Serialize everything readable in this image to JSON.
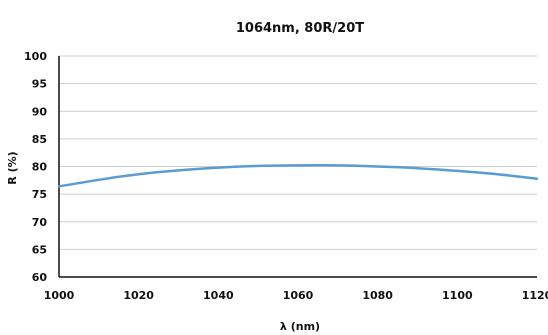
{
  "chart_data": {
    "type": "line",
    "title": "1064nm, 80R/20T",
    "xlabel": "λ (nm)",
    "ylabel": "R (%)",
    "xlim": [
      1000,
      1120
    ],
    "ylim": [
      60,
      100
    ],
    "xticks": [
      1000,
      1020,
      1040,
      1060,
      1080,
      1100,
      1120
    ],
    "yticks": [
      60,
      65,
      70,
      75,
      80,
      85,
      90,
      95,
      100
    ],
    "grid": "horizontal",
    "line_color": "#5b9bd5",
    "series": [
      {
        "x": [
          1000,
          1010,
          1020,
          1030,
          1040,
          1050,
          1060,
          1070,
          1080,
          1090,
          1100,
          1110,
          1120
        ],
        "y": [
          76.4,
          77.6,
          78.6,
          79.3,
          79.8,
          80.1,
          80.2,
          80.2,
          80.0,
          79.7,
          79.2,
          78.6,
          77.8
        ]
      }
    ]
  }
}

## GIVEN EXERCISE
Quote the data above in full, leaving out the pictures it holds.

## TASK RESPONSE
Serialize everything readable in this image to JSON.
{
  "chart_data": {
    "type": "line",
    "title": "1064nm, 80R/20T",
    "xlabel": "λ (nm)",
    "ylabel": "R (%)",
    "xlim": [
      1000,
      1120
    ],
    "ylim": [
      60,
      100
    ],
    "xticks": [
      1000,
      1020,
      1040,
      1060,
      1080,
      1100,
      1120
    ],
    "yticks": [
      60,
      65,
      70,
      75,
      80,
      85,
      90,
      95,
      100
    ],
    "grid": "horizontal",
    "line_color": "#5b9bd5",
    "series": [
      {
        "x": [
          1000,
          1010,
          1020,
          1030,
          1040,
          1050,
          1060,
          1070,
          1080,
          1090,
          1100,
          1110,
          1120
        ],
        "y": [
          76.4,
          77.6,
          78.6,
          79.3,
          79.8,
          80.1,
          80.2,
          80.2,
          80.0,
          79.7,
          79.2,
          78.6,
          77.8
        ]
      }
    ]
  }
}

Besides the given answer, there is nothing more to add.